(Element location listings)

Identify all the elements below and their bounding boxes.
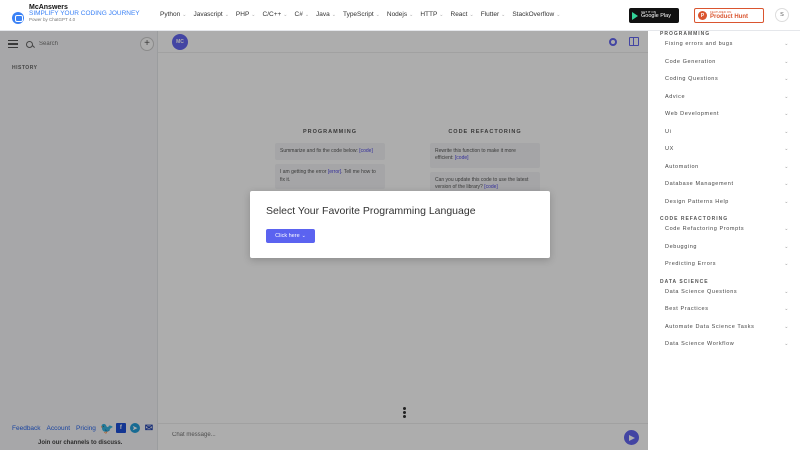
category-panel: PROGRAMMING Fixing errors and bugs ⌄ Code G… [648, 31, 800, 450]
chevron-down-icon: ⌄ [556, 11, 561, 18]
category-group-title: DATA SCIENCE [660, 278, 709, 285]
chevron-down-icon: ⌄ [784, 341, 789, 347]
category-item[interactable]: Web Development ⌄ [665, 111, 789, 117]
category-item[interactable]: UX ⌄ [665, 146, 789, 152]
category-group-title: PROGRAMMING [660, 31, 711, 37]
chevron-down-icon: ⌄ [784, 306, 789, 312]
chevron-down-icon: ⌄ [784, 128, 789, 135]
chevron-down-icon: ⌄ [375, 11, 380, 18]
click-here-button[interactable]: Click here ⌄ [266, 229, 315, 243]
chevron-down-icon: ⌄ [784, 111, 789, 117]
nav-item-flutter[interactable]: Flutter ⌄ [481, 11, 506, 18]
nav-item-http[interactable]: HTTP ⌄ [420, 11, 443, 18]
category-item[interactable]: Database Management ⌄ [665, 181, 789, 187]
category-item[interactable]: Fixing errors and bugs ⌄ [665, 41, 789, 47]
chevron-down-icon: ⌄ [304, 11, 310, 18]
chevron-down-icon: ⌄ [784, 58, 789, 65]
brand-logo[interactable]: McAnswers SIMPLIFY YOUR CODING JOURNEY P… [12, 4, 140, 24]
category-item[interactable]: Automation ⌄ [665, 164, 789, 170]
chat-bubble-icon [12, 12, 24, 24]
nav-item-php[interactable]: PHP ⌄ [236, 11, 256, 18]
language-modal: Select Your Favorite Programming Languag… [250, 191, 550, 258]
chevron-down-icon: ⌄ [784, 261, 789, 267]
chevron-down-icon: ⌄ [784, 243, 789, 250]
nav-item-java[interactable]: Java ⌄ [316, 11, 336, 18]
chevron-down-icon: ⌄ [283, 11, 288, 18]
chevron-down-icon: ⌄ [251, 11, 256, 18]
category-item[interactable]: Advice ⌄ [665, 94, 789, 100]
chevron-down-icon: ⌄ [469, 11, 474, 18]
chevron-down-icon: ⌄ [409, 11, 414, 18]
google-play-button[interactable]: GET IT ON Google Play [629, 8, 679, 23]
modal-title: Select Your Favorite Programming Languag… [266, 205, 476, 217]
category-item[interactable]: Design Patterns Help ⌄ [665, 199, 789, 205]
product-hunt-button[interactable]: P FEATURED ON Product Hunt [694, 8, 764, 23]
chevron-down-icon: ⌄ [182, 11, 187, 18]
chevron-down-icon: ⌄ [784, 181, 789, 187]
chevron-down-icon: ⌄ [301, 233, 306, 239]
chevron-down-icon: ⌄ [784, 288, 789, 295]
category-item[interactable]: Best Practices ⌄ [665, 306, 789, 312]
user-avatar[interactable]: S [775, 8, 789, 22]
category-item[interactable]: Data Science Questions ⌄ [665, 289, 789, 295]
chevron-down-icon: ⌄ [784, 163, 789, 170]
chevron-down-icon: ⌄ [784, 41, 789, 47]
chevron-down-icon: ⌄ [784, 226, 789, 232]
category-group-title: CODE REFACTORING [660, 216, 729, 222]
brand-powered-by: Power by ChatGPT 4.0 [29, 17, 76, 23]
nav-item-react[interactable]: React ⌄ [451, 11, 474, 18]
category-item[interactable]: Data Science Workflow ⌄ [665, 341, 789, 347]
category-item[interactable]: Code Refactoring Prompts ⌄ [665, 226, 789, 232]
nav-item-python[interactable]: Python ⌄ [160, 11, 186, 18]
nav-item-javascript[interactable]: Javascript ⌄ [193, 11, 228, 18]
category-item[interactable]: Automate Data Science Tasks ⌄ [665, 324, 789, 330]
top-header: McAnswers SIMPLIFY YOUR CODING JOURNEY P… [0, 0, 800, 31]
chevron-down-icon: ⌄ [224, 11, 229, 18]
category-item[interactable]: Ui ⌄ [665, 129, 789, 135]
chevron-down-icon: ⌄ [501, 11, 506, 18]
chevron-down-icon: ⌄ [784, 93, 789, 100]
nav-item-stackoverflow[interactable]: StackOverflow ⌄ [512, 11, 560, 18]
google-play-icon [632, 11, 638, 20]
nav-item-nodejs[interactable]: Nodejs ⌄ [387, 11, 413, 18]
chevron-down-icon: ⌄ [784, 198, 789, 205]
chevron-down-icon: ⌄ [784, 146, 789, 152]
nav-item-c-c-[interactable]: C/C++ ⌄ [263, 11, 288, 18]
category-item[interactable]: Coding Questions ⌄ [665, 76, 789, 82]
nav-item-typescript[interactable]: TypeScript ⌄ [343, 11, 380, 18]
language-nav: Python ⌄ Javascript ⌄ PHP ⌄ C/C++ ⌄ C# ⌄ Java ⌄ Type… [160, 11, 567, 18]
chevron-down-icon: ⌄ [439, 11, 444, 18]
category-item[interactable]: Code Generation ⌄ [665, 59, 789, 65]
chevron-down-icon: ⌄ [784, 76, 789, 82]
category-item[interactable]: Predicting Errors ⌄ [665, 261, 789, 267]
chevron-down-icon: ⌄ [331, 11, 336, 18]
chevron-down-icon: ⌄ [784, 323, 789, 330]
category-item[interactable]: Debugging ⌄ [665, 244, 789, 250]
nav-item-c-[interactable]: C# ⌄ [295, 11, 310, 18]
product-hunt-icon: P [698, 11, 707, 20]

DIRECTIONS FOR THIS TASK:
List every line of the records that contains the string "Fixing".

RESULT:
category-panel: PROGRAMMING Fixing errors and bugs ⌄ Code G… [648, 31, 800, 450]
category-item[interactable]: Fixing errors and bugs ⌄ [665, 41, 789, 47]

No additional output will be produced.